Aim
Scan the data for lines with "Sergiu" and report the count by itself.

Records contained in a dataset
+ + + + +

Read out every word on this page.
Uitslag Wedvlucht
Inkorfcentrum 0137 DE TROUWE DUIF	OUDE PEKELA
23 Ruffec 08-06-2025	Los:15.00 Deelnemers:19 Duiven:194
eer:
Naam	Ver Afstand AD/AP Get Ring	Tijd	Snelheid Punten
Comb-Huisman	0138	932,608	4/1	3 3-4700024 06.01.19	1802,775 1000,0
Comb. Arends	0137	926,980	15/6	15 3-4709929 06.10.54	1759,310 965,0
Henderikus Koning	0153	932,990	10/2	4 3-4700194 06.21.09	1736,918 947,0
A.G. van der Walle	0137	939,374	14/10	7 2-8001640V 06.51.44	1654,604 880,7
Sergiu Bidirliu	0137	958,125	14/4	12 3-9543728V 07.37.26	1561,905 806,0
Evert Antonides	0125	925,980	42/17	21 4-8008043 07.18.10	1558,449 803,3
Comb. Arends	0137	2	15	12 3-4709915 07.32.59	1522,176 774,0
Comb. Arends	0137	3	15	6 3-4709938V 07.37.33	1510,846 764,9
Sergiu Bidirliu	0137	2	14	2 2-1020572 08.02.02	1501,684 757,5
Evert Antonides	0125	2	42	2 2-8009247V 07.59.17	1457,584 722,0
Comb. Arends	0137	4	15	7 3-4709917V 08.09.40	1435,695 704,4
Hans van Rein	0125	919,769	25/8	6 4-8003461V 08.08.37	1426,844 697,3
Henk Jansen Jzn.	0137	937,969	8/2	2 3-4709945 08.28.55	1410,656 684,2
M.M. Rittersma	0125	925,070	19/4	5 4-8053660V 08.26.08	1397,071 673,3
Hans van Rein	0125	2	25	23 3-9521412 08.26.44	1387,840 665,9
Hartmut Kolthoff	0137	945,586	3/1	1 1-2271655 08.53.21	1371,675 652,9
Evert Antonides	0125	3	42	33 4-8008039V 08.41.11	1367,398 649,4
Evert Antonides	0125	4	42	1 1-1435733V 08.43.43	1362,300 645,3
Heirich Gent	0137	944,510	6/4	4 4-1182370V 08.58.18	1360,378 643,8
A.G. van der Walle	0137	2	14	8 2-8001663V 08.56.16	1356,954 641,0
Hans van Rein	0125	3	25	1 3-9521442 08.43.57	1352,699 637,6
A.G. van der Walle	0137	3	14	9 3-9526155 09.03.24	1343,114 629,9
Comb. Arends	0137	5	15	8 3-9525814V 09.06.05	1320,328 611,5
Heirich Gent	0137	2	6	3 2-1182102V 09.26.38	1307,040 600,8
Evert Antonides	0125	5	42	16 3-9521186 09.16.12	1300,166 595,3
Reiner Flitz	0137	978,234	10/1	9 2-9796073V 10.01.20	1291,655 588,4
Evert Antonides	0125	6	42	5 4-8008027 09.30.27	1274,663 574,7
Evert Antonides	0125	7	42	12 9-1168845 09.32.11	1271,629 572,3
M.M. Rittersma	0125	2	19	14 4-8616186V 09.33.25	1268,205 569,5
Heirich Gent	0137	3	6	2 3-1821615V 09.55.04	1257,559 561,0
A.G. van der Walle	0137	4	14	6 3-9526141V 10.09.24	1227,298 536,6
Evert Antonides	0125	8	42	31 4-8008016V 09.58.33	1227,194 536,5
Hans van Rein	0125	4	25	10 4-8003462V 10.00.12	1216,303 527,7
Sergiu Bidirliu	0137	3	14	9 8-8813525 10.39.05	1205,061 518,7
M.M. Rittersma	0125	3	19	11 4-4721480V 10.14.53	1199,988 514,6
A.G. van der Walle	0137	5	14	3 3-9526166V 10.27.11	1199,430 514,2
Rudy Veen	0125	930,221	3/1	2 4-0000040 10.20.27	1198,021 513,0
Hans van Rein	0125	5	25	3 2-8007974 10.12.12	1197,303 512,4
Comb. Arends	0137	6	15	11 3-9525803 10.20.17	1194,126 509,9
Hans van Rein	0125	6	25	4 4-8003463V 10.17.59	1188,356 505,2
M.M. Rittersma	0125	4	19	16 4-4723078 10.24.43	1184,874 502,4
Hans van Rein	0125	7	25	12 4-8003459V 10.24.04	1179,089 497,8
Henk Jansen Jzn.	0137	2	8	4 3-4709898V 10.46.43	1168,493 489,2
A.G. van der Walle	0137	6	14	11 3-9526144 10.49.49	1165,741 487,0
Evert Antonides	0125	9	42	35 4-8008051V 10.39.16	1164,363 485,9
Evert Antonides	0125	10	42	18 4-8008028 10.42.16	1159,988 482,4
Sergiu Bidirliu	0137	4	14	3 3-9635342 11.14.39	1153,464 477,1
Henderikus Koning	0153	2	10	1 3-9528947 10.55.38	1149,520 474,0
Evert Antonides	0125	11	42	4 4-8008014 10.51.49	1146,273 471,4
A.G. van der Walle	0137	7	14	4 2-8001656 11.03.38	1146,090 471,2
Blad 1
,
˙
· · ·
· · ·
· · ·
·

+ + + + +

Correct output
4